> GOAL
Restate all of the data exactly.

> DATA LINES
_ _ _ _ _ _ _
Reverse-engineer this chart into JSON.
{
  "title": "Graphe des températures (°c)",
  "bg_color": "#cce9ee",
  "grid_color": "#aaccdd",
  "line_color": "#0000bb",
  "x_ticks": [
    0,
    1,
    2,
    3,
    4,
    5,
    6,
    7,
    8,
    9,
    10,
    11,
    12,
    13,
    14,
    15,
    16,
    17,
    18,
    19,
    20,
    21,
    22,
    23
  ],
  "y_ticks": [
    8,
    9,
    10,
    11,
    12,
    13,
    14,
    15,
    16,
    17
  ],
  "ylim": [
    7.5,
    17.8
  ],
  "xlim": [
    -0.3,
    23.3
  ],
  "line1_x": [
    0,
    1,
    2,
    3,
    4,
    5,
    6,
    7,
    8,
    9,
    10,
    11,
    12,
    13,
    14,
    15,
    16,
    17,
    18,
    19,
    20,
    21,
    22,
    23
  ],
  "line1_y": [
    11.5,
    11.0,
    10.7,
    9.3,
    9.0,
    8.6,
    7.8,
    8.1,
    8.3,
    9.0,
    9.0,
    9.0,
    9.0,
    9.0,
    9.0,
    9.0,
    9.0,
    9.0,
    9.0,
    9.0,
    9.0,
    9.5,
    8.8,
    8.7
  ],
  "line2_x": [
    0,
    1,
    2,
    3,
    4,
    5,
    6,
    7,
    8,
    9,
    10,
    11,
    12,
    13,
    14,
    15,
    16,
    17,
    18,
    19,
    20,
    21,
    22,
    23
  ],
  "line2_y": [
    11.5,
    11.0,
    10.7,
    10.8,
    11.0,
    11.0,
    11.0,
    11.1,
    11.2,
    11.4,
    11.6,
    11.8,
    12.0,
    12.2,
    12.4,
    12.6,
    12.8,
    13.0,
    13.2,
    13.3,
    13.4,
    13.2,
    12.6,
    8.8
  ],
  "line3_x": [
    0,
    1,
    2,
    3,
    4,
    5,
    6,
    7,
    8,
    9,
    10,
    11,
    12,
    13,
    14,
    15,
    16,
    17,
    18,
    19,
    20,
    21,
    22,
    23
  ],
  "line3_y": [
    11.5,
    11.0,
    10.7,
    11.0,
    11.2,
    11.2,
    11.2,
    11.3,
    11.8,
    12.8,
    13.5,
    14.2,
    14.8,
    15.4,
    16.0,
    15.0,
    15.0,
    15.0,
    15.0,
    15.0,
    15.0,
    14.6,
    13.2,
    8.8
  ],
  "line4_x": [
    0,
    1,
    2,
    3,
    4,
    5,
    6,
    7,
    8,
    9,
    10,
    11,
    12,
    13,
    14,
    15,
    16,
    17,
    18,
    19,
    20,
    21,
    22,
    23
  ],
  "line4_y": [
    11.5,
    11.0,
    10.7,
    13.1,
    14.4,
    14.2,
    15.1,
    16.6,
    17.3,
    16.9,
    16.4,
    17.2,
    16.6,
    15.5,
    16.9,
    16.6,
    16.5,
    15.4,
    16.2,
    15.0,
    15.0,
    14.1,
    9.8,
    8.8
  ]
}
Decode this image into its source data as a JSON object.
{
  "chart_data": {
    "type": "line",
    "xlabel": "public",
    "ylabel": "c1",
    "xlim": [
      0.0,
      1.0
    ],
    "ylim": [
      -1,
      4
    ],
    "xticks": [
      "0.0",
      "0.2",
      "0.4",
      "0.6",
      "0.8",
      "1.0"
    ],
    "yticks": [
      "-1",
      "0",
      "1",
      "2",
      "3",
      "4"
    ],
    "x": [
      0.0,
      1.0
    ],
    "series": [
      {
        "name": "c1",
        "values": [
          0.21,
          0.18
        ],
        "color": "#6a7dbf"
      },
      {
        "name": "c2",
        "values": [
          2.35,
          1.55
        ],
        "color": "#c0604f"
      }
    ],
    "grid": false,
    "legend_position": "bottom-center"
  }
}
_ _ _ _ _ _ _
> SOLVED PROBLEM
Reverse-engineer this chart into JSON.
{
  "title": "Graphe des températures (°c)",
  "bg_color": "#cce9ee",
  "grid_color": "#aaccdd",
  "line_color": "#0000bb",
  "x_ticks": [
    0,
    1,
    2,
    3,
    4,
    5,
    6,
    7,
    8,
    9,
    10,
    11,
    12,
    13,
    14,
    15,
    16,
    17,
    18,
    19,
    20,
    21,
    22,
    23
  ],
  "y_ticks": [
    8,
    9,
    10,
    11,
    12,
    13,
    14,
    15,
    16,
    17
  ],
  "ylim": [
    7.5,
    17.8
  ],
  "xlim": [
    -0.3,
    23.3
  ],
  "line1_x": [
    0,
    1,
    2,
    3,
    4,
    5,
    6,
    7,
    8,
    9,
    10,
    11,
    12,
    13,
    14,
    15,
    16,
    17,
    18,
    19,
    20,
    21,
    22,
    23
  ],
  "line1_y": [
    11.5,
    11.0,
    10.7,
    9.3,
    9.0,
    8.6,
    7.8,
    8.1,
    8.3,
    9.0,
    9.0,
    9.0,
    9.0,
    9.0,
    9.0,
    9.0,
    9.0,
    9.0,
    9.0,
    9.0,
    9.0,
    9.5,
    8.8,
    8.7
  ],
  "line2_x": [
    0,
    1,
    2,
    3,
    4,
    5,
    6,
    7,
    8,
    9,
    10,
    11,
    12,
    13,
    14,
    15,
    16,
    17,
    18,
    19,
    20,
    21,
    22,
    23
  ],
  "line2_y": [
    11.5,
    11.0,
    10.7,
    10.8,
    11.0,
    11.0,
    11.0,
    11.1,
    11.2,
    11.4,
    11.6,
    11.8,
    12.0,
    12.2,
    12.4,
    12.6,
    12.8,
    13.0,
    13.2,
    13.3,
    13.4,
    13.2,
    12.6,
    8.8
  ],
  "line3_x": [
    0,
    1,
    2,
    3,
    4,
    5,
    6,
    7,
    8,
    9,
    10,
    11,
    12,
    13,
    14,
    15,
    16,
    17,
    18,
    19,
    20,
    21,
    22,
    23
  ],
  "line3_y": [
    11.5,
    11.0,
    10.7,
    11.0,
    11.2,
    11.2,
    11.2,
    11.3,
    11.8,
    12.8,
    13.5,
    14.2,
    14.8,
    15.4,
    16.0,
    15.0,
    15.0,
    15.0,
    15.0,
    15.0,
    15.0,
    14.6,
    13.2,
    8.8
  ],
  "line4_x": [
    0,
    1,
    2,
    3,
    4,
    5,
    6,
    7,
    8,
    9,
    10,
    11,
    12,
    13,
    14,
    15,
    16,
    17,
    18,
    19,
    20,
    21,
    22,
    23
  ],
  "line4_y": [
    11.5,
    11.0,
    10.7,
    13.1,
    14.4,
    14.2,
    15.1,
    16.6,
    17.3,
    16.9,
    16.4,
    17.2,
    16.6,
    15.5,
    16.9,
    16.6,
    16.5,
    15.4,
    16.2,
    15.0,
    15.0,
    14.1,
    9.8,
    8.8
  ]
}
Decode this image into its source data as a JSON object.
{
  "chart_data": {
    "type": "line",
    "xlabel": "public",
    "ylabel": "c1",
    "xlim": [
      0.0,
      1.0
    ],
    "ylim": [
      -1,
      4
    ],
    "xticks": [
      "0.0",
      "0.2",
      "0.4",
      "0.6",
      "0.8",
      "1.0"
    ],
    "yticks": [
      "-1",
      "0",
      "1",
      "2",
      "3",
      "4"
    ],
    "x": [
      0.0,
      1.0
    ],
    "series": [
      {
        "name": "c1",
        "values": [
          0.21,
          0.18
        ],
        "color": "#6a7dbf"
      },
      {
        "name": "c2",
        "values": [
          2.35,
          1.55
        ],
        "color": "#c0604f"
      }
    ],
    "grid": false,
    "legend_position": "bottom-center"
  }
}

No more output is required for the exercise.